▶ **PROBLEM REQUIREMENTS**
Return a copy of each line that holds the string "edycji".

▶ **INPUT RECORDS**
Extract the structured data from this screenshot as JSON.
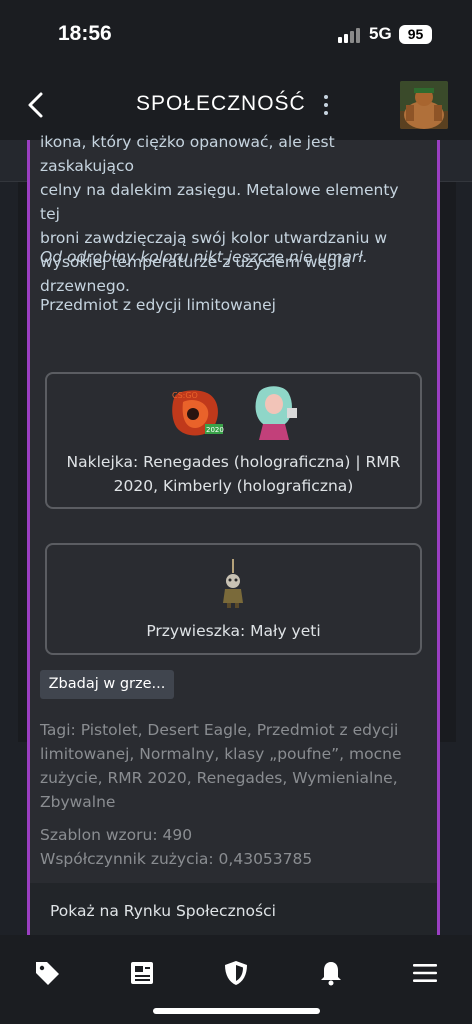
{
  "status_bar": {
    "time": "18:56",
    "network": "5G",
    "battery": "95"
  },
  "header": {
    "title": "SPOŁECZNOŚĆ"
  },
  "item": {
    "description_lines": [
      "ikona, który ciężko opanować, ale jest zaskakująco",
      "celny na dalekim zasięgu. Metalowe elementy tej",
      "broni zawdzięczają swój kolor utwardzaniu w",
      "wysokiej temperaturze z użyciem węgla drzewnego."
    ],
    "quote": "Od odrobiny koloru nikt jeszcze nie umarł.",
    "edition": "Przedmiot z edycji limitowanej",
    "stickers": {
      "label_line1": "Naklejka: Renegades (holograficzna) | RMR",
      "label_line2": "2020, Kimberly (holograficzna)"
    },
    "charm": {
      "label": "Przywieszka: Mały yeti"
    },
    "inspect_button": "Zbadaj w grze...",
    "tags_lines": [
      "Tagi: Pistolet, Desert Eagle, Przedmiot z edycji",
      "limitowanej, Normalny, klasy „poufne”, mocne",
      "zużycie, RMR 2020, Renegades, Wymienialne,",
      "Zbywalne"
    ],
    "pattern": "Szablon wzoru: 490",
    "wear": "Współczynnik zużycia: 0,43053785",
    "market_link": "Pokaż na Rynku Społeczności"
  },
  "bottom_nav": [
    "tag-icon",
    "news-icon",
    "shield-icon",
    "bell-icon",
    "menu-icon"
  ],
  "colors": {
    "accent_border": "#9b3fc2",
    "background": "#1b1d21",
    "panel": "#2a2c31"
  }
}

▶ **COMPLETE RESPONSE**
    "edition": "Przedmiot z edycji limitowanej",
      "Tagi: Pistolet, Desert Eagle, Przedmiot z edycji",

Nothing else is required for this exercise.